+++ PROVIDED MATERIAL

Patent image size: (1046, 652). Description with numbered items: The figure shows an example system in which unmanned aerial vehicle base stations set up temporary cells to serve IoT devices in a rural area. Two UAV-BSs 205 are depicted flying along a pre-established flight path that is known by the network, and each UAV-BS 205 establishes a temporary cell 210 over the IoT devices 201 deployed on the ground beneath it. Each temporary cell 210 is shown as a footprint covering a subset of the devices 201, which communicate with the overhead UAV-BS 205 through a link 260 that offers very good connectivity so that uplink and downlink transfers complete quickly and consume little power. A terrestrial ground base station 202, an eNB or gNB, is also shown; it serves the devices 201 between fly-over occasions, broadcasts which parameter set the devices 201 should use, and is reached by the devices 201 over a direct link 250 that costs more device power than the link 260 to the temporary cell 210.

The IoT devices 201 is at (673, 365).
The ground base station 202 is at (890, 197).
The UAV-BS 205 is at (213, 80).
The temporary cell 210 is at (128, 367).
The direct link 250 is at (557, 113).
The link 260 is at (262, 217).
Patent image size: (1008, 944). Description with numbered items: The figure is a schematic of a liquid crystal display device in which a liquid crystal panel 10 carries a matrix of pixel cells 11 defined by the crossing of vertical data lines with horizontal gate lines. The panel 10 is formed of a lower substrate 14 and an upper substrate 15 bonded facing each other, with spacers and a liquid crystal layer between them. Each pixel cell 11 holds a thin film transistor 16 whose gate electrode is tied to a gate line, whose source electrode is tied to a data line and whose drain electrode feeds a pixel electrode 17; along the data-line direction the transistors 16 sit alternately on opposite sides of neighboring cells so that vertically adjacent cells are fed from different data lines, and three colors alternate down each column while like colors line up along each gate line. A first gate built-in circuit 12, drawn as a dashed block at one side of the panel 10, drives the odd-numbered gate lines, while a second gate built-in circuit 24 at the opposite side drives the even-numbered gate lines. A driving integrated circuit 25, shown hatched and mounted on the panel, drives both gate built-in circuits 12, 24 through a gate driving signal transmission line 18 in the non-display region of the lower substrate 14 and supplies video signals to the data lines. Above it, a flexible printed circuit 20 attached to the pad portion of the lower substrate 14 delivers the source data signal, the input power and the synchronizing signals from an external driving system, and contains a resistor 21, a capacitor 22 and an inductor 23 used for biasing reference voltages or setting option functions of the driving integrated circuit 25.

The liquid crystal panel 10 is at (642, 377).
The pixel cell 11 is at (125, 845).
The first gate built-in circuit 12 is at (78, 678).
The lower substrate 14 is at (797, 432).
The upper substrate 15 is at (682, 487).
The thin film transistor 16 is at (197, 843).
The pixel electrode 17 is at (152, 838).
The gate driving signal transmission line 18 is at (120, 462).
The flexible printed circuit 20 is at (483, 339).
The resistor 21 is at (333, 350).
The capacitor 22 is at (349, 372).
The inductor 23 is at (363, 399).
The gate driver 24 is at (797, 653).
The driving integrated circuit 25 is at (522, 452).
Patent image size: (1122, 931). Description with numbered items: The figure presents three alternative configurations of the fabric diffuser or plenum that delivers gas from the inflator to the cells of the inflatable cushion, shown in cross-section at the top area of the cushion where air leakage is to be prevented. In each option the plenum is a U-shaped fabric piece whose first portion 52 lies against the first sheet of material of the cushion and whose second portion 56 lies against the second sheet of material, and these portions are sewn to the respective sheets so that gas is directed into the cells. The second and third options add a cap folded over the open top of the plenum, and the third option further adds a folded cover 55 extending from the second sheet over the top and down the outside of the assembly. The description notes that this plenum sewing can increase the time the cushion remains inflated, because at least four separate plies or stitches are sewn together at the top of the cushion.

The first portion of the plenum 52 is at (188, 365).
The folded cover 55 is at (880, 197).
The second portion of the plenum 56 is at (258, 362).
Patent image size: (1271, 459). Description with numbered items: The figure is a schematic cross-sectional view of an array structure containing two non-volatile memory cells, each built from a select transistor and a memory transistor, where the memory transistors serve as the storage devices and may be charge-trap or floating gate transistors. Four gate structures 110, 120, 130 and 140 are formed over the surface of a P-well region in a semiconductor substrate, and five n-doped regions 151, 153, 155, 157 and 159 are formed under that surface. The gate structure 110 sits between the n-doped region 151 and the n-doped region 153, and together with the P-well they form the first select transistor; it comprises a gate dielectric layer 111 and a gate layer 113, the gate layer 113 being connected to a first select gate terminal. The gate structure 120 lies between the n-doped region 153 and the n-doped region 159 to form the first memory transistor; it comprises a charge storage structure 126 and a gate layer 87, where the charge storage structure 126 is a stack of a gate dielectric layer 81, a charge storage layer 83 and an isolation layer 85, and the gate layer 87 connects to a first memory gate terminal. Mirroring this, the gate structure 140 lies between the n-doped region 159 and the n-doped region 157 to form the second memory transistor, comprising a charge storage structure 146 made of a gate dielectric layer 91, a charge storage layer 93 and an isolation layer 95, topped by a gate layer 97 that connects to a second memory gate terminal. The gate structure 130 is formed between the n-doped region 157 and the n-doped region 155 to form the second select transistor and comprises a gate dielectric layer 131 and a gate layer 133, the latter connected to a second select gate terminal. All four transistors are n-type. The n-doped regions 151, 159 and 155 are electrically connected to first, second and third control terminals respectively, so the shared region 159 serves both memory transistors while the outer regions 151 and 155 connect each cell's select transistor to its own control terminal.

++++++

> _YOUR GOAL_:
All of the material must be reproduced exactly.

> _SOLUTION TO THIS TASK_:
Patent image size: (1046, 652). Description with numbered items: The figure shows an example system in which unmanned aerial vehicle base stations set up temporary cells to serve IoT devices in a rural area. Two UAV-BSs 205 are depicted flying along a pre-established flight path that is known by the network, and each UAV-BS 205 establishes a temporary cell 210 over the IoT devices 201 deployed on the ground beneath it. Each temporary cell 210 is shown as a footprint covering a subset of the devices 201, which communicate with the overhead UAV-BS 205 through a link 260 that offers very good connectivity so that uplink and downlink transfers complete quickly and consume little power. A terrestrial ground base station 202, an eNB or gNB, is also shown; it serves the devices 201 between fly-over occasions, broadcasts which parameter set the devices 201 should use, and is reached by the devices 201 over a direct link 250 that costs more device power than the link 260 to the temporary cell 210.

The IoT devices 201 is at (673, 365).
The ground base station 202 is at (890, 197).
The UAV-BS 205 is at (213, 80).
The temporary cell 210 is at (128, 367).
The direct link 250 is at (557, 113).
The link 260 is at (262, 217).
Patent image size: (1008, 944). Description with numbered items: The figure is a schematic of a liquid crystal display device in which a liquid crystal panel 10 carries a matrix of pixel cells 11 defined by the crossing of vertical data lines with horizontal gate lines. The panel 10 is formed of a lower substrate 14 and an upper substrate 15 bonded facing each other, with spacers and a liquid crystal layer between them. Each pixel cell 11 holds a thin film transistor 16 whose gate electrode is tied to a gate line, whose source electrode is tied to a data line and whose drain electrode feeds a pixel electrode 17; along the data-line direction the transistors 16 sit alternately on opposite sides of neighboring cells so that vertically adjacent cells are fed from different data lines, and three colors alternate down each column while like colors line up along each gate line. A first gate built-in circuit 12, drawn as a dashed block at one side of the panel 10, drives the odd-numbered gate lines, while a second gate built-in circuit 24 at the opposite side drives the even-numbered gate lines. A driving integrated circuit 25, shown hatched and mounted on the panel, drives both gate built-in circuits 12, 24 through a gate driving signal transmission line 18 in the non-display region of the lower substrate 14 and supplies video signals to the data lines. Above it, a flexible printed circuit 20 attached to the pad portion of the lower substrate 14 delivers the source data signal, the input power and the synchronizing signals from an external driving system, and contains a resistor 21, a capacitor 22 and an inductor 23 used for biasing reference voltages or setting option functions of the driving integrated circuit 25.

The liquid crystal panel 10 is at (642, 377).
The pixel cell 11 is at (125, 845).
The first gate built-in circuit 12 is at (78, 678).
The lower substrate 14 is at (797, 432).
The upper substrate 15 is at (682, 487).
The thin film transistor 16 is at (197, 843).
The pixel electrode 17 is at (152, 838).
The gate driving signal transmission line 18 is at (120, 462).
The flexible printed circuit 20 is at (483, 339).
The resistor 21 is at (333, 350).
The capacitor 22 is at (349, 372).
The inductor 23 is at (363, 399).
The gate driver 24 is at (797, 653).
The driving integrated circuit 25 is at (522, 452).
Patent image size: (1122, 931). Description with numbered items: The figure presents three alternative configurations of the fabric diffuser or plenum that delivers gas from the inflator to the cells of the inflatable cushion, shown in cross-section at the top area of the cushion where air leakage is to be prevented. In each option the plenum is a U-shaped fabric piece whose first portion 52 lies against the first sheet of material of the cushion and whose second portion 56 lies against the second sheet of material, and these portions are sewn to the respective sheets so that gas is directed into the cells. The second and third options add a cap folded over the open top of the plenum, and the third option further adds a folded cover 55 extending from the second sheet over the top and down the outside of the assembly. The description notes that this plenum sewing can increase the time the cushion remains inflated, because at least four separate plies or stitches are sewn together at the top of the cushion.

The first portion of the plenum 52 is at (188, 365).
The folded cover 55 is at (880, 197).
The second portion of the plenum 56 is at (258, 362).
Patent image size: (1271, 459). Description with numbered items: The figure is a schematic cross-sectional view of an array structure containing two non-volatile memory cells, each built from a select transistor and a memory transistor, where the memory transistors serve as the storage devices and may be charge-trap or floating gate transistors. Four gate structures 110, 120, 130 and 140 are formed over the surface of a P-well region in a semiconductor substrate, and five n-doped regions 151, 153, 155, 157 and 159 are formed under that surface. The gate structure 110 sits between the n-doped region 151 and the n-doped region 153, and together with the P-well they form the first select transistor; it comprises a gate dielectric layer 111 and a gate layer 113, the gate layer 113 being connected to a first select gate terminal. The gate structure 120 lies between the n-doped region 153 and the n-doped region 159 to form the first memory transistor; it comprises a charge storage structure 126 and a gate layer 87, where the charge storage structure 126 is a stack of a gate dielectric layer 81, a charge storage layer 83 and an isolation layer 85, and the gate layer 87 connects to a first memory gate terminal. Mirroring this, the gate structure 140 lies between the n-doped region 159 and the n-doped region 157 to form the second memory transistor, comprising a charge storage structure 146 made of a gate dielectric layer 91, a charge storage layer 93 and an isolation layer 95, topped by a gate layer 97 that connects to a second memory gate terminal. The gate structure 130 is formed between the n-doped region 157 and the n-doped region 155 to form the second select transistor and comprises a gate dielectric layer 131 and a gate layer 133, the latter connected to a second select gate terminal. All four transistors are n-type. The n-doped regions 151, 159 and 155 are electrically connected to first, second and third control terminals respectively, so the shared region 159 serves both memory transistors while the outer regions 151 and 155 connect each cell's select transistor to its own control terminal.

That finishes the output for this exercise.